• AIM OF THE TASK: Set down the listing line for line without changes, starting at its first line and ending with the line that contains "pie-percentage-label-10k: 41,7%: [664, 413, 814, 474]".

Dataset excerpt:
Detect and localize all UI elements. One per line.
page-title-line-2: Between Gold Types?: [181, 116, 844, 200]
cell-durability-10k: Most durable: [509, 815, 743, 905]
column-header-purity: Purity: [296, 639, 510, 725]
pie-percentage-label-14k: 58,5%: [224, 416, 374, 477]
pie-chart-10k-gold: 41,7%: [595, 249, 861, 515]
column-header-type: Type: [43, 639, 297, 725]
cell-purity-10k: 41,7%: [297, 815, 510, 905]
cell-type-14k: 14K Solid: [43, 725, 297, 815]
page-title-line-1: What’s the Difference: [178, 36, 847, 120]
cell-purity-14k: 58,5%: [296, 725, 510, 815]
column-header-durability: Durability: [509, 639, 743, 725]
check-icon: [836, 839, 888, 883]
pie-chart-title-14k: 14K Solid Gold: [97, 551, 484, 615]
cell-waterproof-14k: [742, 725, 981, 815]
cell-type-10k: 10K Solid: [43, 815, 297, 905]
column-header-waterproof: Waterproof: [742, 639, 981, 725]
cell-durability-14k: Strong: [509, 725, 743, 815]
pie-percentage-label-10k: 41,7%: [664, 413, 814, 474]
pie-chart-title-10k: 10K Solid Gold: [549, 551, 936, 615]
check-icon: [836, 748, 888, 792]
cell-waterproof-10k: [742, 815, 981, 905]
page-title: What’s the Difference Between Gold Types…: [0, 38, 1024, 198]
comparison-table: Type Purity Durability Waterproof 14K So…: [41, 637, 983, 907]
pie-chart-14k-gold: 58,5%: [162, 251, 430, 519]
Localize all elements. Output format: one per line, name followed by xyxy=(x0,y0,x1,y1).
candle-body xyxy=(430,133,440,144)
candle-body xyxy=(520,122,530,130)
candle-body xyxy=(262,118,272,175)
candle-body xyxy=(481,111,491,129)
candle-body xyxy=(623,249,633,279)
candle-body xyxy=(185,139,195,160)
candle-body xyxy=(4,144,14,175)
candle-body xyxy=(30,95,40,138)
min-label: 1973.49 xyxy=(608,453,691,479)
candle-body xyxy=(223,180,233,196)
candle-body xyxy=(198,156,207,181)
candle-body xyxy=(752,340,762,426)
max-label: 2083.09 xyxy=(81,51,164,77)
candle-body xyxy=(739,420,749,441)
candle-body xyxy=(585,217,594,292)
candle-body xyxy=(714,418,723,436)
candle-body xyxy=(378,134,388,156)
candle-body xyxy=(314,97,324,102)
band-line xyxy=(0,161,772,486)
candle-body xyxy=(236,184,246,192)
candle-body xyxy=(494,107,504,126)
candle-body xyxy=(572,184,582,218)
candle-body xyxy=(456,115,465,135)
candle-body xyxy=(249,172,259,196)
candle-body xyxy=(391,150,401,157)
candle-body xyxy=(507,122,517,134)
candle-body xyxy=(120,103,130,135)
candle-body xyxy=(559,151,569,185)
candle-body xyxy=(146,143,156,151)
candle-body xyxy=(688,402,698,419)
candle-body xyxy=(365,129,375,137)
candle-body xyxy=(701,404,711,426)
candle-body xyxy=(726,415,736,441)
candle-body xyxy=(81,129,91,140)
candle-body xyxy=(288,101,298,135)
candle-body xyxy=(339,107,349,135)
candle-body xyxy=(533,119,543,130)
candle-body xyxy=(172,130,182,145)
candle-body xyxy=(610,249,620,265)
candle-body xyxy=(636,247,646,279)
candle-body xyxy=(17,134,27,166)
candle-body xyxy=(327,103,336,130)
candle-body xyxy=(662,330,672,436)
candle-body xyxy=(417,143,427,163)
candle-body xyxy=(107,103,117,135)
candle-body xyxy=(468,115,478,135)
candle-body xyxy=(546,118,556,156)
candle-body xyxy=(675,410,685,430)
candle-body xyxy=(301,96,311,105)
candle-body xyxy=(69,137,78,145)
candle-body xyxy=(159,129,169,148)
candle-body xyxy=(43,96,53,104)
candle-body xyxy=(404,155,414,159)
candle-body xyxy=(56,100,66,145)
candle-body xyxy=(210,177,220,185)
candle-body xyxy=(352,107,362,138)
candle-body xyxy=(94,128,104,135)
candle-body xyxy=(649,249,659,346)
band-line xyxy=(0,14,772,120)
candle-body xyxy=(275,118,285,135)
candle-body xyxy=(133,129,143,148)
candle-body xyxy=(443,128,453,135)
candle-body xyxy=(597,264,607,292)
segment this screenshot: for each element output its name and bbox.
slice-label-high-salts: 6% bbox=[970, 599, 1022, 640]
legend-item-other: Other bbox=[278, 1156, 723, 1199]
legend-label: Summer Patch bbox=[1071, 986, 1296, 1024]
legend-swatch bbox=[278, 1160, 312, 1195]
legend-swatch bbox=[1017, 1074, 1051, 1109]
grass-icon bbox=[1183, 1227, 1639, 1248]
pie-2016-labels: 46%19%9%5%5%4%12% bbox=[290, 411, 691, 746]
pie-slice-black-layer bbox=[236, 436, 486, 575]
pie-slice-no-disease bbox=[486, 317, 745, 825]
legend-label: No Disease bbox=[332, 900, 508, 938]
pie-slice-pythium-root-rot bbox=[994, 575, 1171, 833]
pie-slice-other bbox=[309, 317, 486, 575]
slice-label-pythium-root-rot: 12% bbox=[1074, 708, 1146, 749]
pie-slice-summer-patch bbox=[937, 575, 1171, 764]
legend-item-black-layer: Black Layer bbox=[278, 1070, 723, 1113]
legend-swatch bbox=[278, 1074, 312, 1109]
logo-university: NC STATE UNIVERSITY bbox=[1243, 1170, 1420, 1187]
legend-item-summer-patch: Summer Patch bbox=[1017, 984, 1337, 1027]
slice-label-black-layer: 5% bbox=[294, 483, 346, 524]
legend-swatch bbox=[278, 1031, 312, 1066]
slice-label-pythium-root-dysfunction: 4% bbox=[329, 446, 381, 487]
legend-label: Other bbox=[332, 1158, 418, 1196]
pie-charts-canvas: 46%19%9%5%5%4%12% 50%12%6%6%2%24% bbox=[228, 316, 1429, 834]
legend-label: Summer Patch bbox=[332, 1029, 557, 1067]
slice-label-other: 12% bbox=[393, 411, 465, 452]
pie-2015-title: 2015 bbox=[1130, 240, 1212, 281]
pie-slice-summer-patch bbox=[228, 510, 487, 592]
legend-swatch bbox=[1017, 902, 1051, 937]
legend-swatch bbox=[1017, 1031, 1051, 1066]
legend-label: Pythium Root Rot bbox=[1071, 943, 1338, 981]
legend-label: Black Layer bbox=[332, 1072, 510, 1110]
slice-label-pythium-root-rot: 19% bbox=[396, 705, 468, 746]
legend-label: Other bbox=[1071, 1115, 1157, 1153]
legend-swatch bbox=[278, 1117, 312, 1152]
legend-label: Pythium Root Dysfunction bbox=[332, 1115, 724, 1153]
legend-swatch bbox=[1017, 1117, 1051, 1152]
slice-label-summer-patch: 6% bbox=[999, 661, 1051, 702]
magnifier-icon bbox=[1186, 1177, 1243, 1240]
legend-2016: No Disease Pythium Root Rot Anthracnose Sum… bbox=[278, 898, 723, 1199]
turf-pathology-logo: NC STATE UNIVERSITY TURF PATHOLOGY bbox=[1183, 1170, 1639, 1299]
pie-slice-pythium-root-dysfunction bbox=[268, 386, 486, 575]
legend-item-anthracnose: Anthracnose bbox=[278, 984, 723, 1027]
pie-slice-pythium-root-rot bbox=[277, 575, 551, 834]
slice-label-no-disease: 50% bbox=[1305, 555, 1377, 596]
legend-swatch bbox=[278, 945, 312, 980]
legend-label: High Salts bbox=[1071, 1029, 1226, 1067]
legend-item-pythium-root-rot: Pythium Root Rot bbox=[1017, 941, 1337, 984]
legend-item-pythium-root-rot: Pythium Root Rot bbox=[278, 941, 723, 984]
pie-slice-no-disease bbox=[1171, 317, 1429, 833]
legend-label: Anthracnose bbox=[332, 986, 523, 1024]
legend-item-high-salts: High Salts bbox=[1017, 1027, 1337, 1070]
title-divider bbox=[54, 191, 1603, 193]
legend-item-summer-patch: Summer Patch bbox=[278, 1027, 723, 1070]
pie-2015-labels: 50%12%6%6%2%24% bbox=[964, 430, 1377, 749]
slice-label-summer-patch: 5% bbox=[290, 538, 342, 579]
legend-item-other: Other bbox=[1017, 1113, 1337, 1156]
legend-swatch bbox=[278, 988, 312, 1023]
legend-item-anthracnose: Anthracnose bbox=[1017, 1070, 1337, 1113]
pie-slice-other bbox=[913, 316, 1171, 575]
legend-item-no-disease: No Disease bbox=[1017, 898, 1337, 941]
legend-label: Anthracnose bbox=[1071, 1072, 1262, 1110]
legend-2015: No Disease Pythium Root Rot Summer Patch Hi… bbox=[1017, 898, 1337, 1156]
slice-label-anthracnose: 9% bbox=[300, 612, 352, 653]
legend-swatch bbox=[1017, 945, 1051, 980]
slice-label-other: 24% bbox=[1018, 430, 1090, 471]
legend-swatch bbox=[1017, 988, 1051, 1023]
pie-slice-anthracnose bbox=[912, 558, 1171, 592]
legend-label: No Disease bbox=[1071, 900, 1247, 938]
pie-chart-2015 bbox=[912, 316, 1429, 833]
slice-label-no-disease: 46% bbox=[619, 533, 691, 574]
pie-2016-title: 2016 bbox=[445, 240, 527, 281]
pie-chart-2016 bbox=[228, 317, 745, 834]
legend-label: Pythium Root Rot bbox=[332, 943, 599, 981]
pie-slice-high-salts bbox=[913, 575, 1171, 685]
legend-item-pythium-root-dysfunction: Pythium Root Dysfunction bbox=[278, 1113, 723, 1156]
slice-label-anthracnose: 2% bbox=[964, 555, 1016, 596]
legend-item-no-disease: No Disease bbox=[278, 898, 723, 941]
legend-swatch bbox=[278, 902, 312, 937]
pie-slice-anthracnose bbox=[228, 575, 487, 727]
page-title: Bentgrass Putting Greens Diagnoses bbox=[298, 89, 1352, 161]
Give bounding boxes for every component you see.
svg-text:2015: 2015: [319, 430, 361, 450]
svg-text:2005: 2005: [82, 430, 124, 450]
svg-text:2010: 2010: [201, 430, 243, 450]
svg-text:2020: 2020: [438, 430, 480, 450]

• TASK OUTPUT:
Detect and localize all UI elements. One per line.
page-title-line-2: Between Gold Types?: [181, 116, 844, 200]
cell-durability-10k: Most durable: [509, 815, 743, 905]
column-header-purity: Purity: [296, 639, 510, 725]
pie-percentage-label-14k: 58,5%: [224, 416, 374, 477]
pie-chart-10k-gold: 41,7%: [595, 249, 861, 515]
column-header-type: Type: [43, 639, 297, 725]
cell-purity-10k: 41,7%: [297, 815, 510, 905]
cell-type-14k: 14K Solid: [43, 725, 297, 815]
page-title-line-1: What’s the Difference: [178, 36, 847, 120]
cell-purity-14k: 58,5%: [296, 725, 510, 815]
column-header-durability: Durability: [509, 639, 743, 725]
check-icon: [836, 839, 888, 883]
pie-chart-title-14k: 14K Solid Gold: [97, 551, 484, 615]
cell-waterproof-14k: [742, 725, 981, 815]
cell-type-10k: 10K Solid: [43, 815, 297, 905]
column-header-waterproof: Waterproof: [742, 639, 981, 725]
cell-durability-14k: Strong: [509, 725, 743, 815]
pie-percentage-label-10k: 41,7%: [664, 413, 814, 474]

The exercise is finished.